* _WHAT THE TASK ASKS_: Below are records to transcribe exactly, without their pictures.

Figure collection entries
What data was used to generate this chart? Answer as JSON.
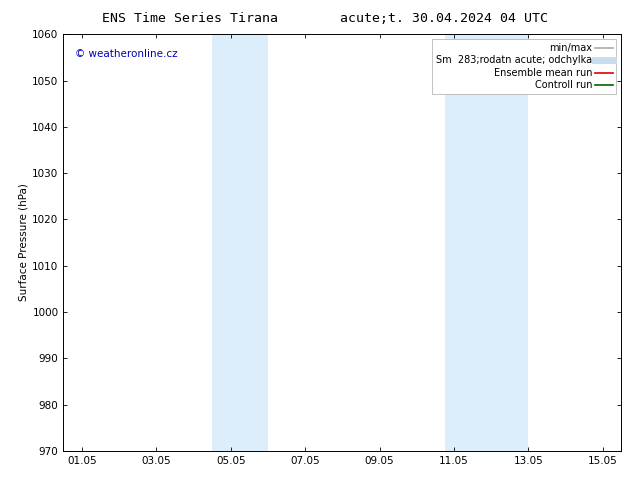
{
  "title_left": "ENS Time Series Tirana",
  "title_right": "acute;t. 30.04.2024 04 UTC",
  "ylabel": "Surface Pressure (hPa)",
  "ylim": [
    970,
    1060
  ],
  "yticks": [
    970,
    980,
    990,
    1000,
    1010,
    1020,
    1030,
    1040,
    1050,
    1060
  ],
  "xlim": [
    0.5,
    15.5
  ],
  "xtick_labels": [
    "01.05",
    "03.05",
    "05.05",
    "07.05",
    "09.05",
    "11.05",
    "13.05",
    "15.05"
  ],
  "xtick_positions": [
    1,
    3,
    5,
    7,
    9,
    11,
    13,
    15
  ],
  "shaded_regions": [
    {
      "start": 4.5,
      "end": 6.0,
      "color": "#dceef9"
    },
    {
      "start": 10.75,
      "end": 13.0,
      "color": "#dceef9"
    }
  ],
  "watermark_text": "© weatheronline.cz",
  "watermark_color": "#0000bb",
  "legend_entries": [
    {
      "label": "min/max",
      "color": "#aaaaaa",
      "lw": 1.2
    },
    {
      "label": "Sm  283;rodatn acute; odchylka",
      "color": "#c8dded",
      "lw": 5
    },
    {
      "label": "Ensemble mean run",
      "color": "#dd0000",
      "lw": 1.2
    },
    {
      "label": "Controll run",
      "color": "#006600",
      "lw": 1.2
    }
  ],
  "bg_color": "#ffffff",
  "spine_color": "#000000",
  "tick_color": "#000000",
  "font_size": 7.5,
  "title_fontsize": 9.5
}
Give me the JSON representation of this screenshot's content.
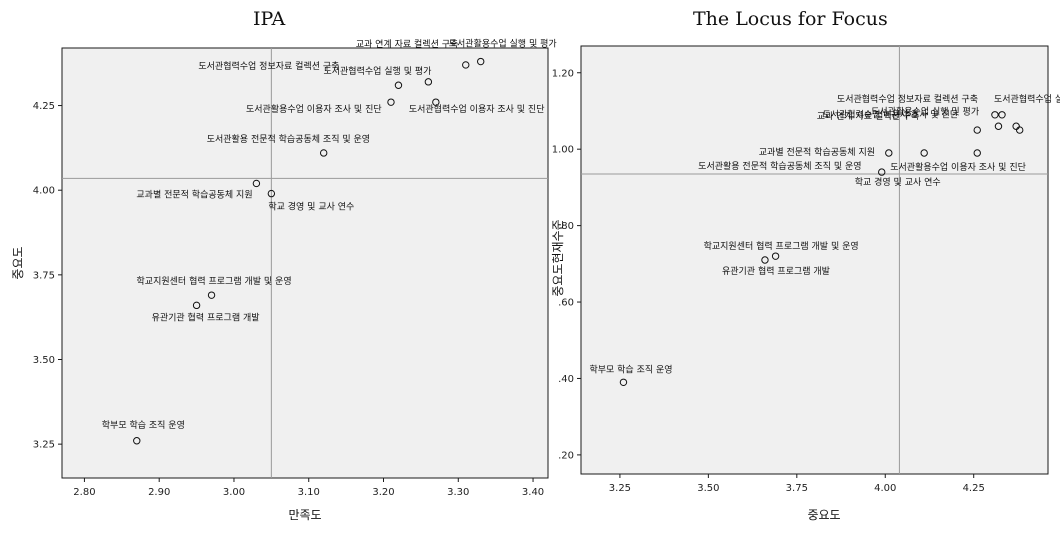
{
  "chart_data": [
    {
      "type": "scatter",
      "title": "IPA",
      "xlabel": "만족도",
      "ylabel": "중요도",
      "xlim": [
        2.77,
        3.42
      ],
      "ylim": [
        3.15,
        4.42
      ],
      "xticks": [
        "2.80",
        "2.90",
        "3.00",
        "3.10",
        "3.20",
        "3.30",
        "3.40"
      ],
      "yticks": [
        "3.25",
        "3.50",
        "3.75",
        "4.00",
        "4.25"
      ],
      "reference_lines": {
        "x": 3.05,
        "y": 4.035
      },
      "grid": false,
      "points": [
        {
          "x": 3.33,
          "y": 4.38,
          "label": "도서관활용수업 실행 및 평가"
        },
        {
          "x": 3.31,
          "y": 4.37,
          "label": "교과 연계 자료 컬렉션 구축"
        },
        {
          "x": 3.26,
          "y": 4.32,
          "label": "도서관협력수업 정보자료 컬렉션 구축"
        },
        {
          "x": 3.22,
          "y": 4.31,
          "label": "도서관협력수업 실행 및 평가"
        },
        {
          "x": 3.21,
          "y": 4.26,
          "label": "도서관활용수업 이용자 조사 및 진단"
        },
        {
          "x": 3.27,
          "y": 4.26,
          "label": "도서관협력수업 이용자 조사 및 진단"
        },
        {
          "x": 3.12,
          "y": 4.11,
          "label": "도서관활용 전문적 학습공동체 조직 및 운영"
        },
        {
          "x": 3.03,
          "y": 4.02,
          "label": "교과별 전문적 학습공동체 지원"
        },
        {
          "x": 3.05,
          "y": 3.99,
          "label": "학교 경영 및 교사 연수"
        },
        {
          "x": 2.97,
          "y": 3.69,
          "label": "학교지원센터 협력 프로그램 개발 및 운영"
        },
        {
          "x": 2.95,
          "y": 3.66,
          "label": "유관기관 협력 프로그램 개발"
        },
        {
          "x": 2.87,
          "y": 3.26,
          "label": "학부모 학습 조직 운영"
        }
      ]
    },
    {
      "type": "scatter",
      "title": "The Locus for Focus",
      "xlabel": "중요도",
      "ylabel": "중요도현재수준",
      "xlim": [
        3.14,
        4.46
      ],
      "ylim": [
        0.15,
        1.27
      ],
      "xticks": [
        "3.25",
        "3.50",
        "3.75",
        "4.00",
        "4.25"
      ],
      "yticks": [
        ".20",
        ".40",
        ".60",
        ".80",
        "1.00",
        "1.20"
      ],
      "reference_lines": {
        "x": 4.04,
        "y": 0.935
      },
      "grid": false,
      "points": [
        {
          "x": 4.33,
          "y": 1.09,
          "label": "도서관협력수업 실행 및 평가"
        },
        {
          "x": 4.31,
          "y": 1.09,
          "label": "도서관협력수업 정보자료 컬렉션 구축"
        },
        {
          "x": 4.32,
          "y": 1.06,
          "label": "도서관협력수업 이용자 조사 및 진단"
        },
        {
          "x": 4.37,
          "y": 1.06,
          "label": "도서관활용수업 실행 및 평가"
        },
        {
          "x": 4.38,
          "y": 1.05,
          "label": "교과 연계 자료 컬렉션 구축"
        },
        {
          "x": 4.26,
          "y": 1.05,
          "label": ""
        },
        {
          "x": 4.01,
          "y": 0.99,
          "label": "교과별 전문적 학습공동체 지원"
        },
        {
          "x": 4.11,
          "y": 0.99,
          "label": "도서관활용 전문적 학습공동체 조직 및 운영"
        },
        {
          "x": 4.26,
          "y": 0.99,
          "label": "도서관활용수업 이용자 조사 및 진단"
        },
        {
          "x": 3.99,
          "y": 0.94,
          "label": "학교 경영 및 교사 연수"
        },
        {
          "x": 3.69,
          "y": 0.72,
          "label": "학교지원센터 협력 프로그램 개발 및 운영"
        },
        {
          "x": 3.66,
          "y": 0.71,
          "label": "유관기관 협력 프로그램 개발"
        },
        {
          "x": 3.26,
          "y": 0.39,
          "label": "학부모 학습 조직 운영"
        }
      ]
    }
  ]
}
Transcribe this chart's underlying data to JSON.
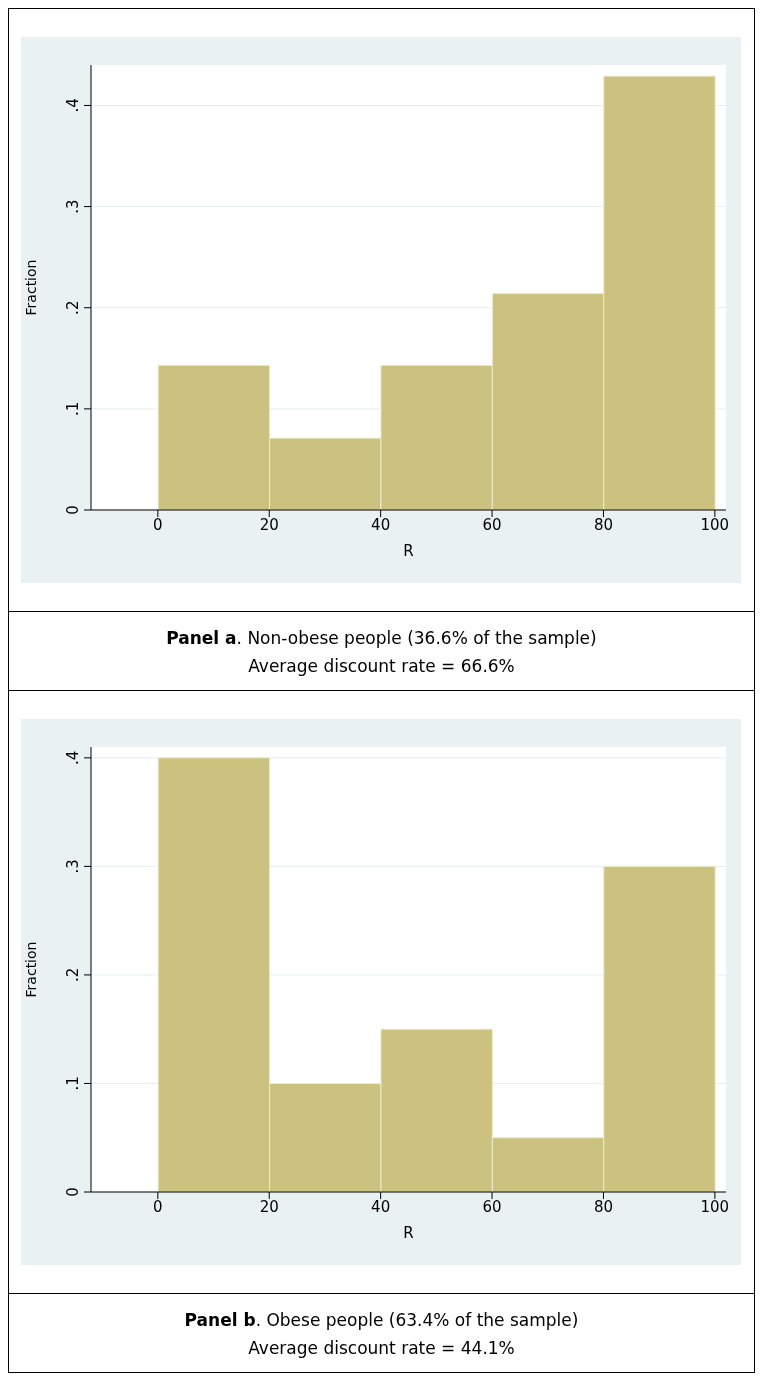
{
  "chart_data": [
    {
      "type": "histogram",
      "bins": [
        0,
        20,
        40,
        60,
        80,
        100
      ],
      "values": [
        0.143,
        0.071,
        0.143,
        0.214,
        0.429
      ],
      "color": "#cbc280",
      "xlabel": "R",
      "ylabel": "Fraction",
      "xlim": [
        -12,
        102
      ],
      "xticks": [
        0,
        20,
        40,
        60,
        80,
        100
      ],
      "ylim": [
        0,
        0.44
      ],
      "yticks": [
        0,
        {
          "value": 0.1,
          "label": ".1"
        },
        {
          "value": 0.2,
          "label": ".2"
        },
        {
          "value": 0.3,
          "label": ".3"
        },
        {
          "value": 0.4,
          "label": ".4"
        }
      ],
      "grid": "y",
      "annotations": [
        "Panel a. Non-obese people (36.6% of the sample)",
        "Average discount rate = 66.6%"
      ]
    },
    {
      "type": "histogram",
      "bins": [
        0,
        20,
        40,
        60,
        80,
        100
      ],
      "values": [
        0.4,
        0.1,
        0.15,
        0.05,
        0.3
      ],
      "color": "#cbc280",
      "xlabel": "R",
      "ylabel": "Fraction",
      "xlim": [
        -12,
        102
      ],
      "xticks": [
        0,
        20,
        40,
        60,
        80,
        100
      ],
      "ylim": [
        0,
        0.41
      ],
      "yticks": [
        0,
        {
          "value": 0.1,
          "label": ".1"
        },
        {
          "value": 0.2,
          "label": ".2"
        },
        {
          "value": 0.3,
          "label": ".3"
        },
        {
          "value": 0.4,
          "label": ".4"
        }
      ],
      "grid": "y",
      "annotations": [
        "Panel b. Obese people (63.4% of the sample)",
        "Average discount rate = 44.1%"
      ]
    }
  ]
}
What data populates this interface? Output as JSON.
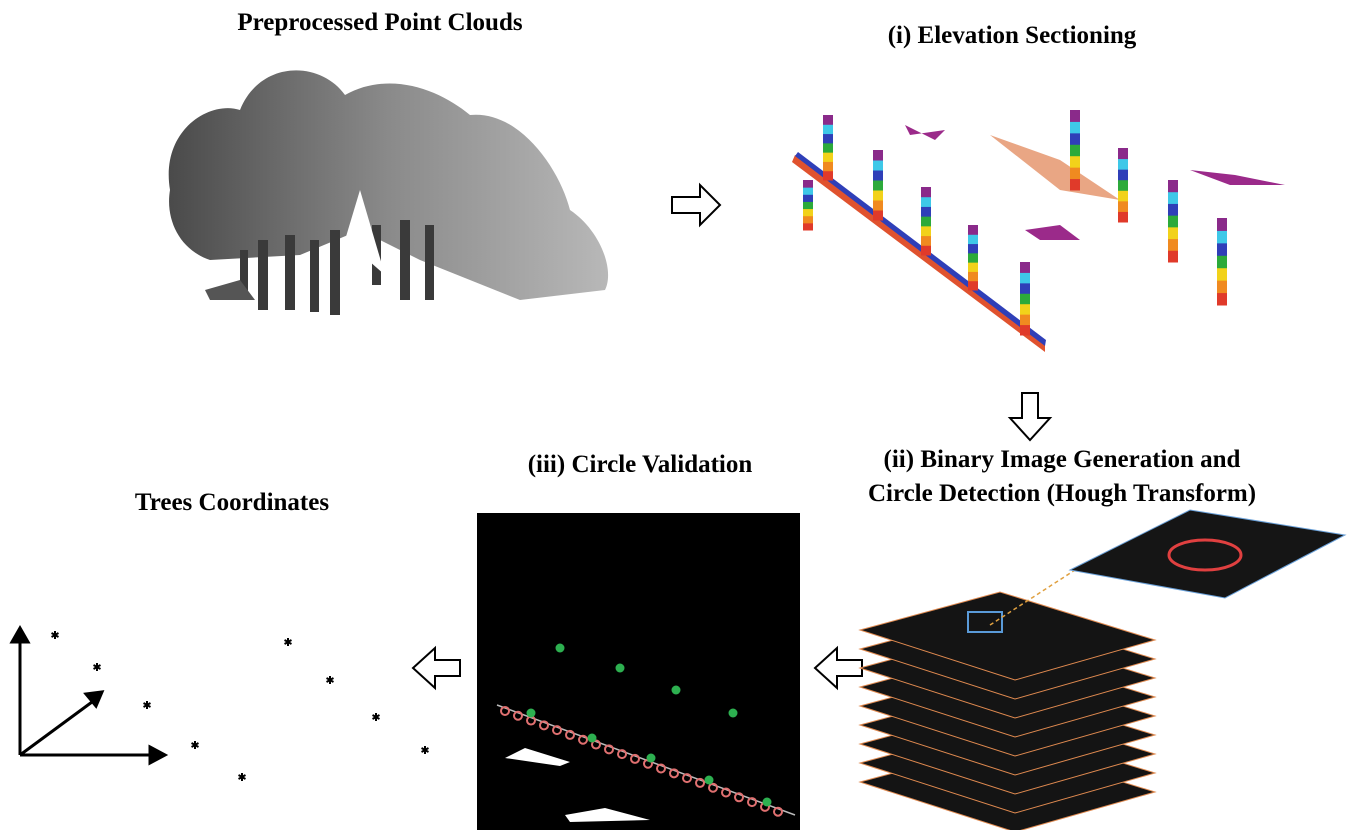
{
  "panels": [
    {
      "title": "Preprocessed Point Clouds"
    },
    {
      "title": "(i) Elevation Sectioning"
    },
    {
      "title_lines": [
        "(ii) Binary Image Generation and",
        "Circle Detection (Hough Transform)"
      ]
    },
    {
      "title": "(iii) Circle Validation"
    },
    {
      "title": "Trees Coordinates"
    }
  ]
}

* _FULL RESPONSE_:
What data was used to generate this chart? Answer as JSON.
{
  "title_left": "ENS Time Series Tirana",
  "title_right": "acute;t. 30.04.2024 04 UTC",
  "ylabel": "Surface Pressure (hPa)",
  "ylim": [
    970,
    1060
  ],
  "yticks": [
    970,
    980,
    990,
    1000,
    1010,
    1020,
    1030,
    1040,
    1050,
    1060
  ],
  "xlim": [
    0.5,
    15.5
  ],
  "xtick_labels": [
    "01.05",
    "03.05",
    "05.05",
    "07.05",
    "09.05",
    "11.05",
    "13.05",
    "15.05"
  ],
  "xtick_positions": [
    1,
    3,
    5,
    7,
    9,
    11,
    13,
    15
  ],
  "shaded_regions": [
    {
      "start": 4.5,
      "end": 6.0,
      "color": "#dceef9"
    },
    {
      "start": 10.75,
      "end": 13.0,
      "color": "#dceef9"
    }
  ],
  "watermark_text": "© weatheronline.cz",
  "watermark_color": "#0000bb",
  "legend_entries": [
    {
      "label": "min/max",
      "color": "#aaaaaa",
      "lw": 1.2
    },
    {
      "label": "Sm  283;rodatn acute; odchylka",
      "color": "#c8dded",
      "lw": 5
    },
    {
      "label": "Ensemble mean run",
      "color": "#dd0000",
      "lw": 1.2
    },
    {
      "label": "Controll run",
      "color": "#006600",
      "lw": 1.2
    }
  ],
  "bg_color": "#ffffff",
  "spine_color": "#000000",
  "tick_color": "#000000",
  "font_size": 7.5,
  "title_fontsize": 9.5
}
Give me the JSON representation of this screenshot's content.
{
  "chart_data": [
    {
      "type": "scatter",
      "title": "IPA",
      "xlabel": "만족도",
      "ylabel": "중요도",
      "xlim": [
        2.77,
        3.42
      ],
      "ylim": [
        3.15,
        4.42
      ],
      "xticks": [
        "2.80",
        "2.90",
        "3.00",
        "3.10",
        "3.20",
        "3.30",
        "3.40"
      ],
      "yticks": [
        "3.25",
        "3.50",
        "3.75",
        "4.00",
        "4.25"
      ],
      "reference_lines": {
        "x": 3.05,
        "y": 4.035
      },
      "grid": false,
      "points": [
        {
          "x": 3.33,
          "y": 4.38,
          "label": "도서관활용수업 실행 및 평가"
        },
        {
          "x": 3.31,
          "y": 4.37,
          "label": "교과 연계 자료 컬렉션 구축"
        },
        {
          "x": 3.26,
          "y": 4.32,
          "label": "도서관협력수업 정보자료 컬렉션 구축"
        },
        {
          "x": 3.22,
          "y": 4.31,
          "label": "도서관협력수업 실행 및 평가"
        },
        {
          "x": 3.21,
          "y": 4.26,
          "label": "도서관활용수업 이용자 조사 및 진단"
        },
        {
          "x": 3.27,
          "y": 4.26,
          "label": "도서관협력수업 이용자 조사 및 진단"
        },
        {
          "x": 3.12,
          "y": 4.11,
          "label": "도서관활용 전문적 학습공동체 조직 및 운영"
        },
        {
          "x": 3.03,
          "y": 4.02,
          "label": "교과별 전문적 학습공동체 지원"
        },
        {
          "x": 3.05,
          "y": 3.99,
          "label": "학교 경영 및 교사 연수"
        },
        {
          "x": 2.97,
          "y": 3.69,
          "label": "학교지원센터 협력 프로그램 개발 및 운영"
        },
        {
          "x": 2.95,
          "y": 3.66,
          "label": "유관기관 협력 프로그램 개발"
        },
        {
          "x": 2.87,
          "y": 3.26,
          "label": "학부모 학습 조직 운영"
        }
      ]
    },
    {
      "type": "scatter",
      "title": "The Locus for Focus",
      "xlabel": "중요도",
      "ylabel": "중요도현재수준",
      "xlim": [
        3.14,
        4.46
      ],
      "ylim": [
        0.15,
        1.27
      ],
      "xticks": [
        "3.25",
        "3.50",
        "3.75",
        "4.00",
        "4.25"
      ],
      "yticks": [
        ".20",
        ".40",
        ".60",
        ".80",
        "1.00",
        "1.20"
      ],
      "reference_lines": {
        "x": 4.04,
        "y": 0.935
      },
      "grid": false,
      "points": [
        {
          "x": 4.33,
          "y": 1.09,
          "label": "도서관협력수업 실행 및 평가"
        },
        {
          "x": 4.31,
          "y": 1.09,
          "label": "도서관협력수업 정보자료 컬렉션 구축"
        },
        {
          "x": 4.32,
          "y": 1.06,
          "label": "도서관협력수업 이용자 조사 및 진단"
        },
        {
          "x": 4.37,
          "y": 1.06,
          "label": "도서관활용수업 실행 및 평가"
        },
        {
          "x": 4.38,
          "y": 1.05,
          "label": "교과 연계 자료 컬렉션 구축"
        },
        {
          "x": 4.26,
          "y": 1.05,
          "label": ""
        },
        {
          "x": 4.01,
          "y": 0.99,
          "label": "교과별 전문적 학습공동체 지원"
        },
        {
          "x": 4.11,
          "y": 0.99,
          "label": "도서관활용 전문적 학습공동체 조직 및 운영"
        },
        {
          "x": 4.26,
          "y": 0.99,
          "label": "도서관활용수업 이용자 조사 및 진단"
        },
        {
          "x": 3.99,
          "y": 0.94,
          "label": "학교 경영 및 교사 연수"
        },
        {
          "x": 3.69,
          "y": 0.72,
          "label": "학교지원센터 협력 프로그램 개발 및 운영"
        },
        {
          "x": 3.66,
          "y": 0.71,
          "label": "유관기관 협력 프로그램 개발"
        },
        {
          "x": 3.26,
          "y": 0.39,
          "label": "학부모 학습 조직 운영"
        }
      ]
    }
  ]
}
Transcribe this chart's underlying data to JSON.
{
  "chart_data": [
    {
      "type": "histogram",
      "bins": [
        0,
        20,
        40,
        60,
        80,
        100
      ],
      "values": [
        0.143,
        0.071,
        0.143,
        0.214,
        0.429
      ],
      "color": "#cbc280",
      "xlabel": "R",
      "ylabel": "Fraction",
      "xlim": [
        -12,
        102
      ],
      "xticks": [
        0,
        20,
        40,
        60,
        80,
        100
      ],
      "ylim": [
        0,
        0.44
      ],
      "yticks": [
        0,
        {
          "value": 0.1,
          "label": ".1"
        },
        {
          "value": 0.2,
          "label": ".2"
        },
        {
          "value": 0.3,
          "label": ".3"
        },
        {
          "value": 0.4,
          "label": ".4"
        }
      ],
      "grid": "y",
      "annotations": [
        "Panel a. Non-obese people (36.6% of the sample)",
        "Average discount rate = 66.6%"
      ]
    },
    {
      "type": "histogram",
      "bins": [
        0,
        20,
        40,
        60,
        80,
        100
      ],
      "values": [
        0.4,
        0.1,
        0.15,
        0.05,
        0.3
      ],
      "color": "#cbc280",
      "xlabel": "R",
      "ylabel": "Fraction",
      "xlim": [
        -12,
        102
      ],
      "xticks": [
        0,
        20,
        40,
        60,
        80,
        100
      ],
      "ylim": [
        0,
        0.41
      ],
      "yticks": [
        0,
        {
          "value": 0.1,
          "label": ".1"
        },
        {
          "value": 0.2,
          "label": ".2"
        },
        {
          "value": 0.3,
          "label": ".3"
        },
        {
          "value": 0.4,
          "label": ".4"
        }
      ],
      "grid": "y",
      "annotations": [
        "Panel b. Obese people (63.4% of the sample)",
        "Average discount rate = 44.1%"
      ]
    }
  ]
}
What data populates this interface? Output as JSON.
{
  "panels": [
    {
      "title": "Preprocessed Point Clouds"
    },
    {
      "title": "(i) Elevation Sectioning"
    },
    {
      "title_lines": [
        "(ii) Binary Image Generation and",
        "Circle Detection (Hough Transform)"
      ]
    },
    {
      "title": "(iii) Circle Validation"
    },
    {
      "title": "Trees Coordinates"
    }
  ]
}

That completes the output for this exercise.